* [Data provided]
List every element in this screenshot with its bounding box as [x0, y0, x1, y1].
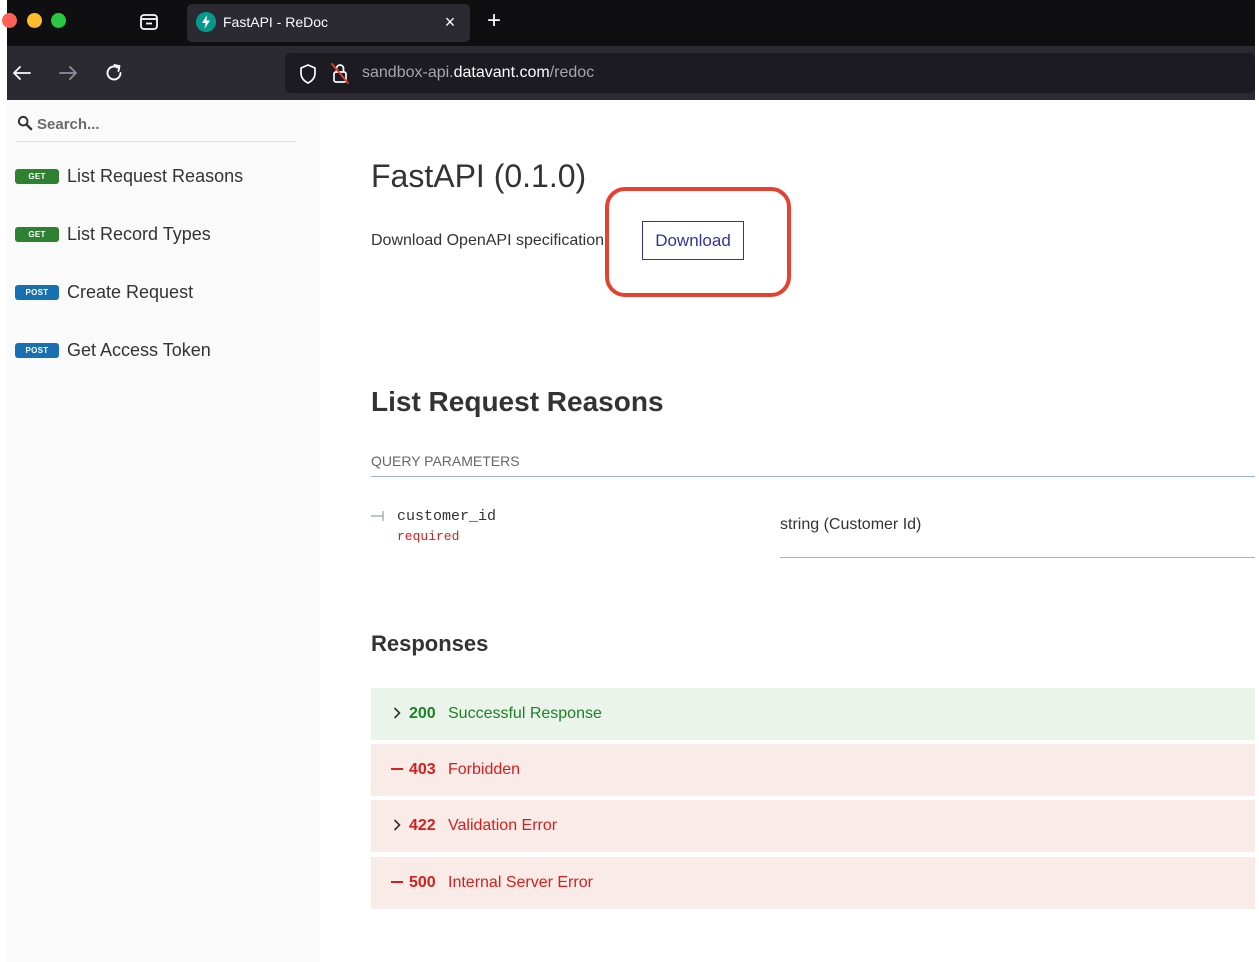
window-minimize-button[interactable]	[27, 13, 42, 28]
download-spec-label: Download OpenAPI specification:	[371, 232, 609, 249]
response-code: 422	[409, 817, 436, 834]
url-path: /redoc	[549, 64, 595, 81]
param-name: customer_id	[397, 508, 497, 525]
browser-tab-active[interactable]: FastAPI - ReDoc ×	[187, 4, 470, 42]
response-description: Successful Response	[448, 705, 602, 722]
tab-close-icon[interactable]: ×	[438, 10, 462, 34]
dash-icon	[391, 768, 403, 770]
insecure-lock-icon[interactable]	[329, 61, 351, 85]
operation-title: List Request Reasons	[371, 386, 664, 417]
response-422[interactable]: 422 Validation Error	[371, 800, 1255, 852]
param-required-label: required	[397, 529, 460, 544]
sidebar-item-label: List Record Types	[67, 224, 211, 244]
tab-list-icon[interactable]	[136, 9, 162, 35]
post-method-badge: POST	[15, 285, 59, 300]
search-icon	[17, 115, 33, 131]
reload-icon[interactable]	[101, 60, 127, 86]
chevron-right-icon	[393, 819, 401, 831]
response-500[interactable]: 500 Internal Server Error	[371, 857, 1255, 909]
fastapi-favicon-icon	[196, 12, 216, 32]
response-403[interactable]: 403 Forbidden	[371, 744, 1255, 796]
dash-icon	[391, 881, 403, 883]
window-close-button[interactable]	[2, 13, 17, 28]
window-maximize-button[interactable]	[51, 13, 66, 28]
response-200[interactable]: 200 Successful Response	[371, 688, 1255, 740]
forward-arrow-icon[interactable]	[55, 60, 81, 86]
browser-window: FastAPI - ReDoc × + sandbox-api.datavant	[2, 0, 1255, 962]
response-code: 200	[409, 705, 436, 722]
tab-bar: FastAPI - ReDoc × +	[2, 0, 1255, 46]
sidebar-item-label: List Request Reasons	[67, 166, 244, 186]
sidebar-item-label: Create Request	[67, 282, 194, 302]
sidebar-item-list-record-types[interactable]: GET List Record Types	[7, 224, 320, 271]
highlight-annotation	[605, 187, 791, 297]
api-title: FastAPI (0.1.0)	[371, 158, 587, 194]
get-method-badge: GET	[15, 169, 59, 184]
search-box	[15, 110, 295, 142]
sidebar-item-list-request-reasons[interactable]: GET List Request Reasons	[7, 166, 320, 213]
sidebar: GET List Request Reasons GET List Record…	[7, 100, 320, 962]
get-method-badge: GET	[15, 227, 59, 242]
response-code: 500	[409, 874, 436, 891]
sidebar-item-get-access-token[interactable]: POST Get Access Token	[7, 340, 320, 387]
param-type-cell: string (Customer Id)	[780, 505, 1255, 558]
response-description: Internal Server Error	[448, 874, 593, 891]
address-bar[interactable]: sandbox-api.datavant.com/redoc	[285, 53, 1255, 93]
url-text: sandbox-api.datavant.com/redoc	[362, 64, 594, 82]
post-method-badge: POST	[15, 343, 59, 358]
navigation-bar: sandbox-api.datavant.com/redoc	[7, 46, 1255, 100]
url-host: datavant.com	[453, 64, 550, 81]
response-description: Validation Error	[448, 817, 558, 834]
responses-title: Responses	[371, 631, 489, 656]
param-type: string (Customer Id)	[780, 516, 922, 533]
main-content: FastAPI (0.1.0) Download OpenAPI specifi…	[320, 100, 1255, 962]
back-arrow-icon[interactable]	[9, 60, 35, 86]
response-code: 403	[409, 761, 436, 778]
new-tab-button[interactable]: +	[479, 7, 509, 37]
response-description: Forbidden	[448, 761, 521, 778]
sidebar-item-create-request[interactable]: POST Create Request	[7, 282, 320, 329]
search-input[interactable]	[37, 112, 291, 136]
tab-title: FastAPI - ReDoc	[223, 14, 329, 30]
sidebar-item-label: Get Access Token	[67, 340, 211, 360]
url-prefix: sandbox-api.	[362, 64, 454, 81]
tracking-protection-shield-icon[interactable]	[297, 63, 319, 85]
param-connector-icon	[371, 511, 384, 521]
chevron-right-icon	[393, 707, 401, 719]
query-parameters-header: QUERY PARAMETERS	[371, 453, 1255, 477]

--

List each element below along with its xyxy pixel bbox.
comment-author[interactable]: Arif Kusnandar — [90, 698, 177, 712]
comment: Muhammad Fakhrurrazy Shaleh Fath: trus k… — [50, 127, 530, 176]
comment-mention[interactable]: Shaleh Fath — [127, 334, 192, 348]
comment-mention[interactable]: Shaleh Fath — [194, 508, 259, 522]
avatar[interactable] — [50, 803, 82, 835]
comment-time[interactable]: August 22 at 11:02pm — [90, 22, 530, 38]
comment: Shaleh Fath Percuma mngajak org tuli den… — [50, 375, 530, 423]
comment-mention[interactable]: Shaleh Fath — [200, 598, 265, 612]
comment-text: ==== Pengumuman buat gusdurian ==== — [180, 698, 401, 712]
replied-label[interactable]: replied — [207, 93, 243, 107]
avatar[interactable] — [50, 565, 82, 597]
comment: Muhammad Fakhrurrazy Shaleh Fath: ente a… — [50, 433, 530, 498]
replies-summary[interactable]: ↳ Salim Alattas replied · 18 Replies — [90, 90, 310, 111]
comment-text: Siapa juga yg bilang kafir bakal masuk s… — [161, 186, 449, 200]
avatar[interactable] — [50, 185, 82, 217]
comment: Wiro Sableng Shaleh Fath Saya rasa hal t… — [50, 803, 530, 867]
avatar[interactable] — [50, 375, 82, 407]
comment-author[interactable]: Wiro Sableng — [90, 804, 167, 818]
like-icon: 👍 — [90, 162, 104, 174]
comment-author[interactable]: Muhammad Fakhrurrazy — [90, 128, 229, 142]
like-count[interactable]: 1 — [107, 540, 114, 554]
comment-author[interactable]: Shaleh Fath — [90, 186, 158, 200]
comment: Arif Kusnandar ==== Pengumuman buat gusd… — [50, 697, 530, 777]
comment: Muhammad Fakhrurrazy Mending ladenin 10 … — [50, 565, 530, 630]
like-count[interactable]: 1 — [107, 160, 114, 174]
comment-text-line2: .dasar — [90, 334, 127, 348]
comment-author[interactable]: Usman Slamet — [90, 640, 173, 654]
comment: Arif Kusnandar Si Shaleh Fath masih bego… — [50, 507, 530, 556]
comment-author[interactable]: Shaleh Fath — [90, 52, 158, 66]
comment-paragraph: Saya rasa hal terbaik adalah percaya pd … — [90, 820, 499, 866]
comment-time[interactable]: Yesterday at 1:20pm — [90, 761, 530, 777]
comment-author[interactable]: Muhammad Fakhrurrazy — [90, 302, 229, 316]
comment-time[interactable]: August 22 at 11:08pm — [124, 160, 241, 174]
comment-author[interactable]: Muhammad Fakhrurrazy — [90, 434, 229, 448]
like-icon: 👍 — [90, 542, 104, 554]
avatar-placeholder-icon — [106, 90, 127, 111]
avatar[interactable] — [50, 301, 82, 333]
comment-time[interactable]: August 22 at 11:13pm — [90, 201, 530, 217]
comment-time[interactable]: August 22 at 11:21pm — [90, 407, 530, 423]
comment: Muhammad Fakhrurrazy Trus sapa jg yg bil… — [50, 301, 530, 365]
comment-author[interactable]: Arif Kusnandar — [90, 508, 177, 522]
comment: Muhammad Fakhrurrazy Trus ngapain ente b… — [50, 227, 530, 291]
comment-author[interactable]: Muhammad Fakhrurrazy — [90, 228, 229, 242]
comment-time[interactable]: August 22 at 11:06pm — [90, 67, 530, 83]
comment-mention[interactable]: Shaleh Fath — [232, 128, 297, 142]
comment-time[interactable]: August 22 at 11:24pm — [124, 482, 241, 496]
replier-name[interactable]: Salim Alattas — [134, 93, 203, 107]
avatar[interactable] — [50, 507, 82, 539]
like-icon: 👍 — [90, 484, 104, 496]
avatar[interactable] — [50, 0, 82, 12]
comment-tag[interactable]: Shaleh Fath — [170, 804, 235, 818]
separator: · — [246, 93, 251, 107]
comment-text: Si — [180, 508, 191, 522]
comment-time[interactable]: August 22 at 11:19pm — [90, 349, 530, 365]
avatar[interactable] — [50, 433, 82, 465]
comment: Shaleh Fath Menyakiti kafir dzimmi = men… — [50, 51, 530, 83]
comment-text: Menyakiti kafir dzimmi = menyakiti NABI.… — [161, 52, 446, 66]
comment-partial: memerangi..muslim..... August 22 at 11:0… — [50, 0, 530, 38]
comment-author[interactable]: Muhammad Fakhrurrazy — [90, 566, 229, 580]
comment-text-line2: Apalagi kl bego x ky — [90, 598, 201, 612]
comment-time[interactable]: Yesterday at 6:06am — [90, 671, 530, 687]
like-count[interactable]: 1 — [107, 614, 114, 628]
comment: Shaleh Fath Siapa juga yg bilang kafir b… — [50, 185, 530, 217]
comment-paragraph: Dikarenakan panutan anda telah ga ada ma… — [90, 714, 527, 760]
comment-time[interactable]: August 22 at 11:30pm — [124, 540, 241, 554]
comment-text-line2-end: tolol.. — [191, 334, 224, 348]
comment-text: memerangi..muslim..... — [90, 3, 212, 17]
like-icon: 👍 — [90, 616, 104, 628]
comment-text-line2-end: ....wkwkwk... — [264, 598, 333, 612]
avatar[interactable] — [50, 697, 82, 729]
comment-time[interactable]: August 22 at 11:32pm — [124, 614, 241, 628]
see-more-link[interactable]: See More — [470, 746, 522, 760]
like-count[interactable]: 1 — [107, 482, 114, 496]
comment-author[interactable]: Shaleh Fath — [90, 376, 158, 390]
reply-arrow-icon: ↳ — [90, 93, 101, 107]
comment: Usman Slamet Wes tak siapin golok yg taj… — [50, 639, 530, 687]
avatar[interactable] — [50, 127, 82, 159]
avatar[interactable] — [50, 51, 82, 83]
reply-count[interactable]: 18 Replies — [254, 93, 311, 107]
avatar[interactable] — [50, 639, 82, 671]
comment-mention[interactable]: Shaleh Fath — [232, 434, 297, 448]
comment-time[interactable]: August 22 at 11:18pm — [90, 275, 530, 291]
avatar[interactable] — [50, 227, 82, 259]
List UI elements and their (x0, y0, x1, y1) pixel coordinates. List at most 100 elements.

* [Given instruction] Copy out the listing word for word, from the line containing "List each element" through the line containing "avatar[interactable] — [50, 185, 82, 217]", including both of those lines.

* [Expected output]
List each element below along with its xyxy pixel bbox.
comment-author[interactable]: Arif Kusnandar — [90, 698, 177, 712]
comment: Muhammad Fakhrurrazy Shaleh Fath: trus k… — [50, 127, 530, 176]
comment-mention[interactable]: Shaleh Fath — [127, 334, 192, 348]
comment-mention[interactable]: Shaleh Fath — [194, 508, 259, 522]
avatar[interactable] — [50, 803, 82, 835]
comment-time[interactable]: August 22 at 11:02pm — [90, 22, 530, 38]
comment: Shaleh Fath Percuma mngajak org tuli den… — [50, 375, 530, 423]
comment-mention[interactable]: Shaleh Fath — [200, 598, 265, 612]
comment-text: ==== Pengumuman buat gusdurian ==== — [180, 698, 401, 712]
replied-label[interactable]: replied — [207, 93, 243, 107]
avatar[interactable] — [50, 565, 82, 597]
comment: Muhammad Fakhrurrazy Shaleh Fath: ente a… — [50, 433, 530, 498]
replies-summary[interactable]: ↳ Salim Alattas replied · 18 Replies — [90, 90, 310, 111]
comment-text: Siapa juga yg bilang kafir bakal masuk s… — [161, 186, 449, 200]
avatar[interactable] — [50, 185, 82, 217]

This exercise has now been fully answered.